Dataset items

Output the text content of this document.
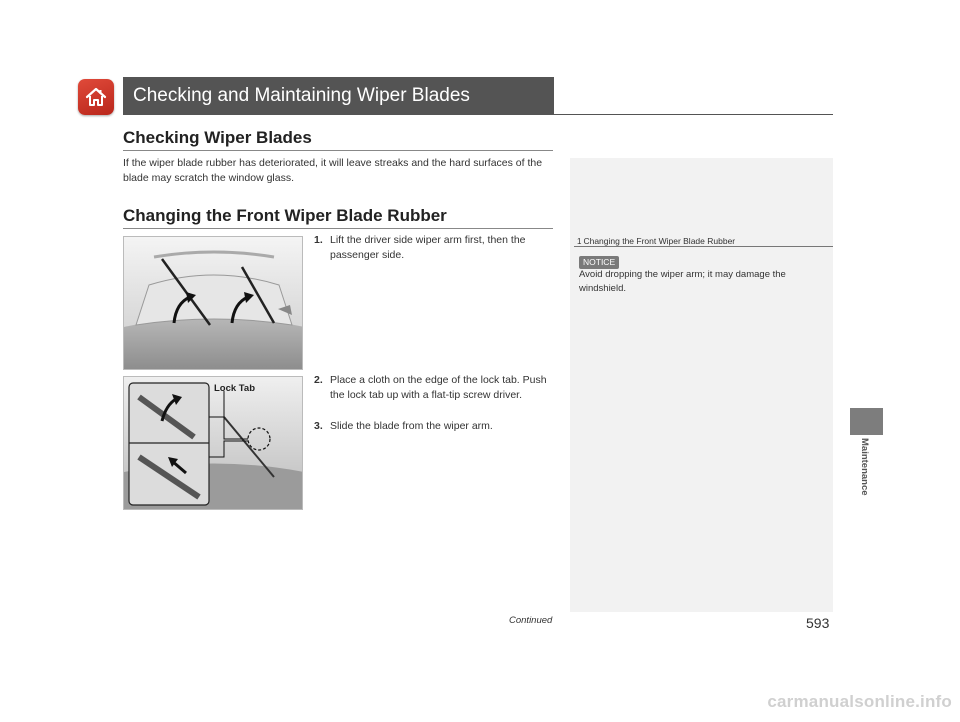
Checking and Maintaining Wiper Blades
Checking Wiper Blades
If the wiper blade rubber has deteriorated, it will leave streaks and the hard surfaces of the blade may scratch the window glass.
Changing the Front Wiper Blade Rubber
Lock Tab
1. Lift the driver side wiper arm first, then the passenger side.
2. Place a cloth on the edge of the lock tab. Push the lock tab up with a flat-tip screw driver.
3. Slide the blade from the wiper arm.
1 Changing the Front Wiper Blade Rubber
NOTICE
Avoid dropping the wiper arm; it may damage the windshield.
Continued	593
Maintenance
carmanualsonline.info
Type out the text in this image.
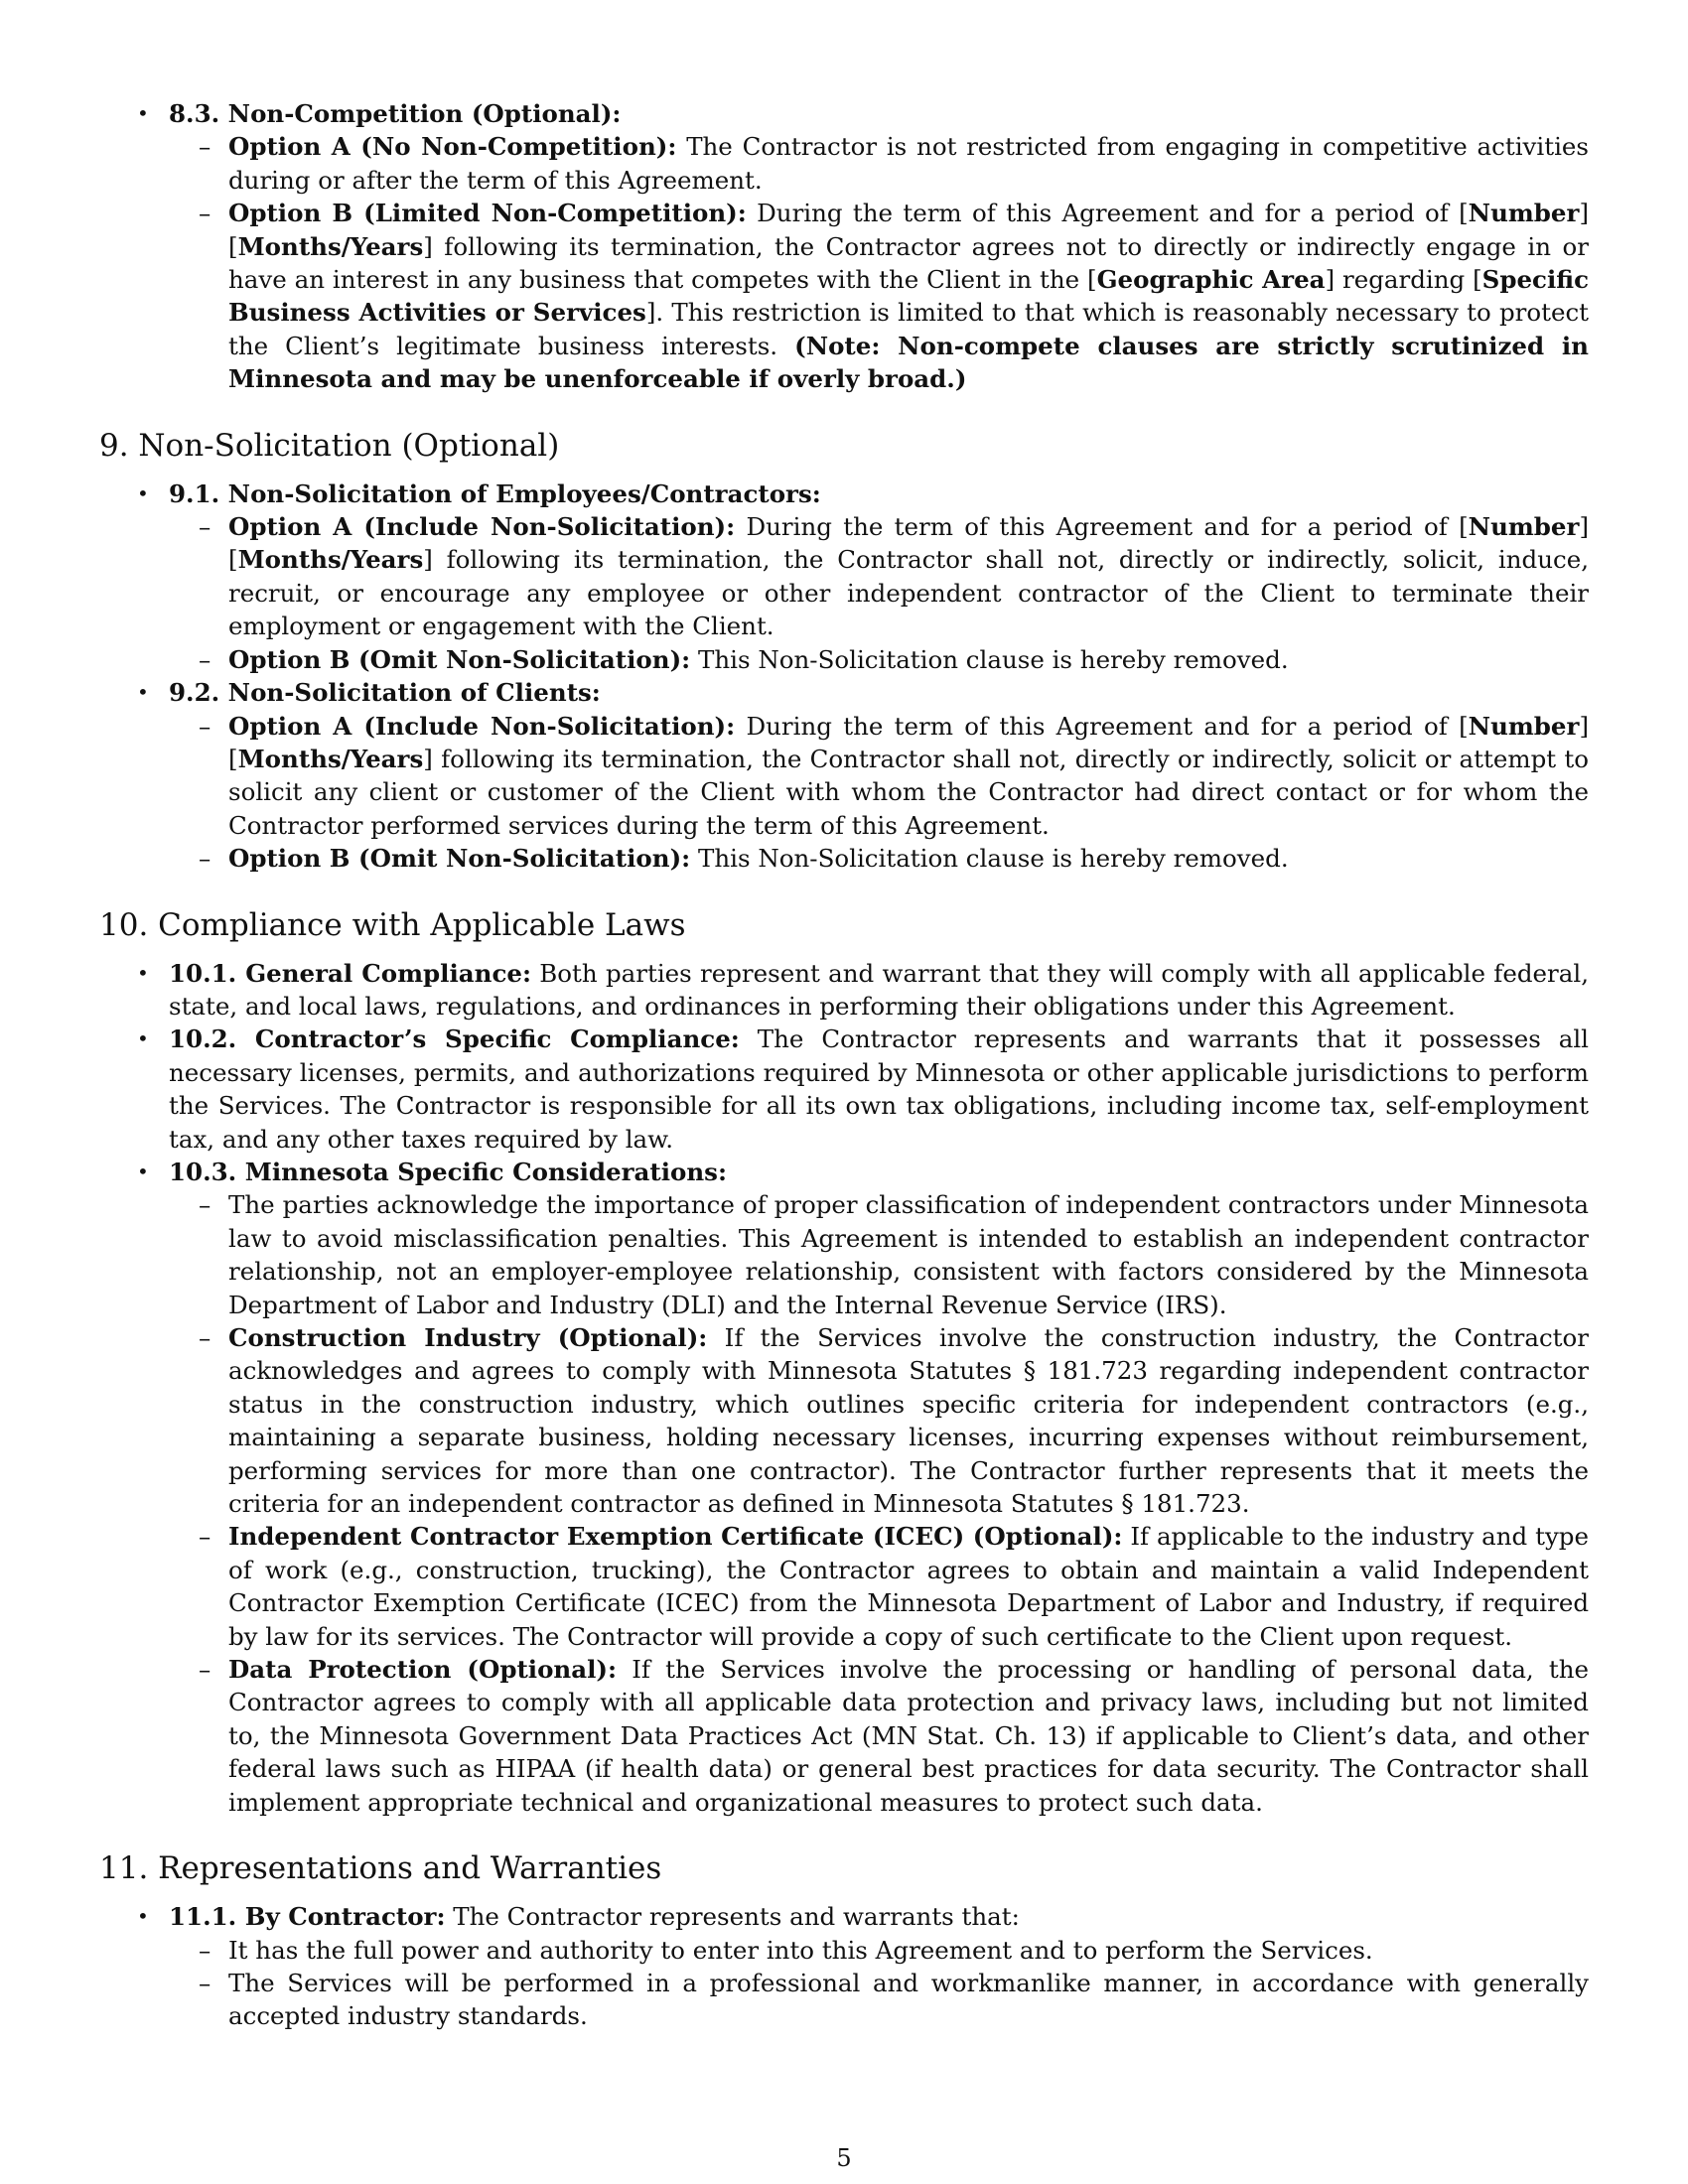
• 8.3. Non-Competition (Optional):
– Option A (No Non-Competition): The Contractor is not restricted from engaging in competitive activities during or after the term of this Agreement.
– Option B (Limited Non-Competition): During the term of this Agreement and for a period of [Number] [Months/Years] following its termination, the Contractor agrees not to directly or indirectly engage in or have an interest in any business that competes with the Client in the [Geographic Area] regarding [Specific Business Activities or Services]. This restriction is limited to that which is reasonably necessary to protect the Client’s legitimate business interests. (Note: Non-compete clauses are strictly scrutinized in Minnesota and may be unenforceable if overly broad.)
9. Non-Solicitation (Optional)
• 9.1. Non-Solicitation of Employees/Contractors:
– Option A (Include Non-Solicitation): During the term of this Agreement and for a period of [Number] [Months/Years] following its termination, the Contractor shall not, directly or indirectly, solicit, induce, recruit, or encourage any employee or other independent contractor of the Client to terminate their employment or engagement with the Client.
– Option B (Omit Non-Solicitation): This Non-Solicitation clause is hereby removed.
• 9.2. Non-Solicitation of Clients:
– Option A (Include Non-Solicitation): During the term of this Agreement and for a period of [Number] [Months/Years] following its termination, the Contractor shall not, directly or indirectly, solicit or attempt to solicit any client or customer of the Client with whom the Contractor had direct contact or for whom the Contractor performed services during the term of this Agreement.
– Option B (Omit Non-Solicitation): This Non-Solicitation clause is hereby removed.
10. Compliance with Applicable Laws
• 10.1. General Compliance: Both parties represent and warrant that they will comply with all applicable federal, state, and local laws, regulations, and ordinances in performing their obligations under this Agreement.
• 10.2. Contractor’s Specific Compliance: The Contractor represents and warrants that it possesses all necessary licenses, permits, and authorizations required by Minnesota or other applicable jurisdictions to perform the Services. The Contractor is responsible for all its own tax obligations, including income tax, self-employment tax, and any other taxes required by law.
• 10.3. Minnesota Specific Considerations:
– The parties acknowledge the importance of proper classification of independent contractors under Minnesota law to avoid misclassification penalties. This Agreement is intended to establish an independent contractor relationship, not an employer-employee relationship, consistent with factors considered by the Minnesota Department of Labor and Industry (DLI) and the Internal Revenue Service (IRS).
– Construction Industry (Optional): If the Services involve the construction industry, the Contractor acknowledges and agrees to comply with Minnesota Statutes § 181.723 regarding independent contractor status in the construction industry, which outlines specific criteria for independent contractors (e.g., maintaining a separate business, holding necessary licenses, incurring expenses without reimbursement, performing services for more than one contractor). The Contractor further represents that it meets the criteria for an independent contractor as defined in Minnesota Statutes § 181.723.
– Independent Contractor Exemption Certificate (ICEC) (Optional): If applicable to the industry and type of work (e.g., construction, trucking), the Contractor agrees to obtain and maintain a valid Independent Contractor Exemption Certificate (ICEC) from the Minnesota Department of Labor and Industry, if required by law for its services. The Contractor will provide a copy of such certificate to the Client upon request.
– Data Protection (Optional): If the Services involve the processing or handling of personal data, the Contractor agrees to comply with all applicable data protection and privacy laws, including but not limited to, the Minnesota Government Data Practices Act (MN Stat. Ch. 13) if applicable to Client’s data, and other federal laws such as HIPAA (if health data) or general best practices for data security. The Contractor shall implement appropriate technical and organizational measures to protect such data.
11. Representations and Warranties
• 11.1. By Contractor: The Contractor represents and warrants that:
– It has the full power and authority to enter into this Agreement and to perform the Services.
– The Services will be performed in a professional and workmanlike manner, in accordance with generally accepted industry standards.
5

(REQUIRED TASK)
Report all lines of the material that contain the word "Checking".

(EXPECTED OUTPUT)
Checking and Maintaining Wiper Blades
Checking Wiper Blades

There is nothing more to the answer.